Can you copy the lines from the one that contains "Extract all readable text from this page." through the end of the material below, exactly and with nothing else?

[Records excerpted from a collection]
'''

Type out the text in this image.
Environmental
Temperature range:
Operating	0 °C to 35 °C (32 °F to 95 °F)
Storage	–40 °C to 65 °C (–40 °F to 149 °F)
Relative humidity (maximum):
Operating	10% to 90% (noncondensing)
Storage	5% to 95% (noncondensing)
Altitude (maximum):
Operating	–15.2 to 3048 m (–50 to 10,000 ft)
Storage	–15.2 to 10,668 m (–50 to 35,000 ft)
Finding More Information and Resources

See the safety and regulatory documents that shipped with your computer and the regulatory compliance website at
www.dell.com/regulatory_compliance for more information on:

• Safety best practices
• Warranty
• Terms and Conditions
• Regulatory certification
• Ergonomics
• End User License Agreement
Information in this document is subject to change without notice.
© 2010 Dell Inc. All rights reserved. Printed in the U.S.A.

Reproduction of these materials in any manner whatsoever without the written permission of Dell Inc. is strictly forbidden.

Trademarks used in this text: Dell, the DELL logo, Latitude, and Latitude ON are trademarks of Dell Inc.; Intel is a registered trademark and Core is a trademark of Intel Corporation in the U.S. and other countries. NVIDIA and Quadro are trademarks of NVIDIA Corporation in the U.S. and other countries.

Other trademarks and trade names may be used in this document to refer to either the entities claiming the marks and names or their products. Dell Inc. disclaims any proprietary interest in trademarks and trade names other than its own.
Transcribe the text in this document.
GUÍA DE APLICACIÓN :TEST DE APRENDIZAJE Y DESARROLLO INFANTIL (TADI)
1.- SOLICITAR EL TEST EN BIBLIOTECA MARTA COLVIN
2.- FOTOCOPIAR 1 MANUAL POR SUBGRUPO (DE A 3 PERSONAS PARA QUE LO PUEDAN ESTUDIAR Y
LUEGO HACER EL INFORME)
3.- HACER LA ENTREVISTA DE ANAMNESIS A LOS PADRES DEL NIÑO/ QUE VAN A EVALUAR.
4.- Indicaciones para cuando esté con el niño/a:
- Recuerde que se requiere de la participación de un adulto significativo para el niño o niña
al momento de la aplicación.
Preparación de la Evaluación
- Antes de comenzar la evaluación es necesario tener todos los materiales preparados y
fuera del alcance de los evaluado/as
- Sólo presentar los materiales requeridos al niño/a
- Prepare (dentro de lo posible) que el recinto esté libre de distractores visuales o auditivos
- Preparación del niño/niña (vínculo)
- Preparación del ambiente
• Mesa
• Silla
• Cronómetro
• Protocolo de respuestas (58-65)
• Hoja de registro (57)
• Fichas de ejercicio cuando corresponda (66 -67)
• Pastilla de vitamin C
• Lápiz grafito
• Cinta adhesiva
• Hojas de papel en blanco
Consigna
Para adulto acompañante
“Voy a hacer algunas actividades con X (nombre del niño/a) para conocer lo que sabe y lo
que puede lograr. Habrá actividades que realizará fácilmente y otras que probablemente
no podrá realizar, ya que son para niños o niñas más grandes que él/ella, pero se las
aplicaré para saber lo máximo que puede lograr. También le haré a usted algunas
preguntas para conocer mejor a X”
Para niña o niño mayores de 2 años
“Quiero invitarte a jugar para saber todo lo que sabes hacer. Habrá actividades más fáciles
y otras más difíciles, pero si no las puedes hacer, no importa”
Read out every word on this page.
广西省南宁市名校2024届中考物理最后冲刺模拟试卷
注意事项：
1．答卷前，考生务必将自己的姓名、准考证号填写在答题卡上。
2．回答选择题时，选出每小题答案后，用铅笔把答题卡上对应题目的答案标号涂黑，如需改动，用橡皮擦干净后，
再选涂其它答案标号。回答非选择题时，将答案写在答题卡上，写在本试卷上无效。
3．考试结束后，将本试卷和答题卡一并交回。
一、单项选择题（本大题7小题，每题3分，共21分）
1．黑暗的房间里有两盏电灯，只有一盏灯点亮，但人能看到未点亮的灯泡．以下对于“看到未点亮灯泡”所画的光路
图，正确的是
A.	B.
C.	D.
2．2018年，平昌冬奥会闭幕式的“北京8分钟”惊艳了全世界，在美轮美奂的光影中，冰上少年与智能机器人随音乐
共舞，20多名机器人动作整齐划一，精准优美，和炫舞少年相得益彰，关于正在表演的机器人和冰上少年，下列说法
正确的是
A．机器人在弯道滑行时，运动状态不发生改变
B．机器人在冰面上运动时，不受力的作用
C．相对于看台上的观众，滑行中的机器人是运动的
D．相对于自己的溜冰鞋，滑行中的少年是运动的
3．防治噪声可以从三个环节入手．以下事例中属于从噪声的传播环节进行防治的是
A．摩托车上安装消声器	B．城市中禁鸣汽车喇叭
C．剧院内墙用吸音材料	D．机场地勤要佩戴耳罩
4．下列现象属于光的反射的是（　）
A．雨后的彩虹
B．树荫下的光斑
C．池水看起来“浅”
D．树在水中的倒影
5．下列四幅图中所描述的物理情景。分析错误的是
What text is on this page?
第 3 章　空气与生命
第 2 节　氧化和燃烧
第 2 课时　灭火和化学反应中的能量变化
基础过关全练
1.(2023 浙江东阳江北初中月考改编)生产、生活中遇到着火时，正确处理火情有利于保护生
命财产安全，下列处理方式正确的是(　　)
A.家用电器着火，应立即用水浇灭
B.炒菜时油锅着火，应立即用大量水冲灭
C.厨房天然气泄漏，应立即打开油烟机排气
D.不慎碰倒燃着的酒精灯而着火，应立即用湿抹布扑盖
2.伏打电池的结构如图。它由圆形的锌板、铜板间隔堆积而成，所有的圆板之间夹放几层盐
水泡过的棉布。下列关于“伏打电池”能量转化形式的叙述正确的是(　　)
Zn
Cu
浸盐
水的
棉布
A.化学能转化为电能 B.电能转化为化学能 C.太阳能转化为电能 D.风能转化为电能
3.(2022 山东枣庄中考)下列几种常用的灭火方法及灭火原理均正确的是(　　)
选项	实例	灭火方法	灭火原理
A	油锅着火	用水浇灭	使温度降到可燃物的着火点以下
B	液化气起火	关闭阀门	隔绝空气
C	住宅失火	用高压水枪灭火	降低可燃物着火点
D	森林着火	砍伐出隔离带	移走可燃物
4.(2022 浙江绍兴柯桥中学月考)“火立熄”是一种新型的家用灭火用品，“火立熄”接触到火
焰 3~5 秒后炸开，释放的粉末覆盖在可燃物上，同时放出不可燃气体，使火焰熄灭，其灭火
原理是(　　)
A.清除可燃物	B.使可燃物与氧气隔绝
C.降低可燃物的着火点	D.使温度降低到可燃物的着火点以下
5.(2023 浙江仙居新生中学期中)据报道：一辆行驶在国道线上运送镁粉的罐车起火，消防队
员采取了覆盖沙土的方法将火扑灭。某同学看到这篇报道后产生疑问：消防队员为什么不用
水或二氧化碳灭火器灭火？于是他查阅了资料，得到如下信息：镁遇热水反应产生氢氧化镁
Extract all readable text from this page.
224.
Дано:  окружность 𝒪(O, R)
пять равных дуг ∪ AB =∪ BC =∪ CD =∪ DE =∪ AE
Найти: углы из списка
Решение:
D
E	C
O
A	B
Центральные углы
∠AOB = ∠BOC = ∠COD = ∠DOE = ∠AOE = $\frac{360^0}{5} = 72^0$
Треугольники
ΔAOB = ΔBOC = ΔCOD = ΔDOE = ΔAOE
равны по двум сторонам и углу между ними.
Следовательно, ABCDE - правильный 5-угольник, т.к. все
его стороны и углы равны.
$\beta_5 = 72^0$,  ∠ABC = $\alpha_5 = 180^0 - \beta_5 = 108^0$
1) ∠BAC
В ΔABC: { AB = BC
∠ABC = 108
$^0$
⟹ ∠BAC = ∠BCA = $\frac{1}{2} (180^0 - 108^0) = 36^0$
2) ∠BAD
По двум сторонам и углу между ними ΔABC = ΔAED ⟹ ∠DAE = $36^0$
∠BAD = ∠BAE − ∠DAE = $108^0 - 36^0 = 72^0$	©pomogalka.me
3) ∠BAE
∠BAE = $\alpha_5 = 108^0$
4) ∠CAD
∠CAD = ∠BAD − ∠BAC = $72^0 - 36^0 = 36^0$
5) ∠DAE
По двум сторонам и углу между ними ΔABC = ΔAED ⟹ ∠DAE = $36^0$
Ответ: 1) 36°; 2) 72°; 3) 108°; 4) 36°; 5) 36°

'''

SOLVED EXERCISE -
Extract all readable text from this page.
224.
Дано:  окружность 𝒪(O, R)
пять равных дуг ∪ AB =∪ BC =∪ CD =∪ DE =∪ AE
Найти: углы из списка
Решение:
D
E	C
O
A	B
Центральные углы
∠AOB = ∠BOC = ∠COD = ∠DOE = ∠AOE = $\frac{360^0}{5} = 72^0$
Треугольники
ΔAOB = ΔBOC = ΔCOD = ΔDOE = ΔAOE
равны по двум сторонам и углу между ними.
Следовательно, ABCDE - правильный 5-угольник, т.к. все
его стороны и углы равны.
$\beta_5 = 72^0$,  ∠ABC = $\alpha_5 = 180^0 - \beta_5 = 108^0$
1) ∠BAC
В ΔABC: { AB = BC
∠ABC = 108
$^0$
⟹ ∠BAC = ∠BCA = $\frac{1}{2} (180^0 - 108^0) = 36^0$
2) ∠BAD
По двум сторонам и углу между ними ΔABC = ΔAED ⟹ ∠DAE = $36^0$
∠BAD = ∠BAE − ∠DAE = $108^0 - 36^0 = 72^0$	©pomogalka.me
3) ∠BAE
∠BAE = $\alpha_5 = 108^0$
4) ∠CAD
∠CAD = ∠BAD − ∠BAC = $72^0 - 36^0 = 36^0$
5) ∠DAE
По двум сторонам и углу между ними ΔABC = ΔAED ⟹ ∠DAE = $36^0$
Ответ: 1) 36°; 2) 72°; 3) 108°; 4) 36°; 5) 36°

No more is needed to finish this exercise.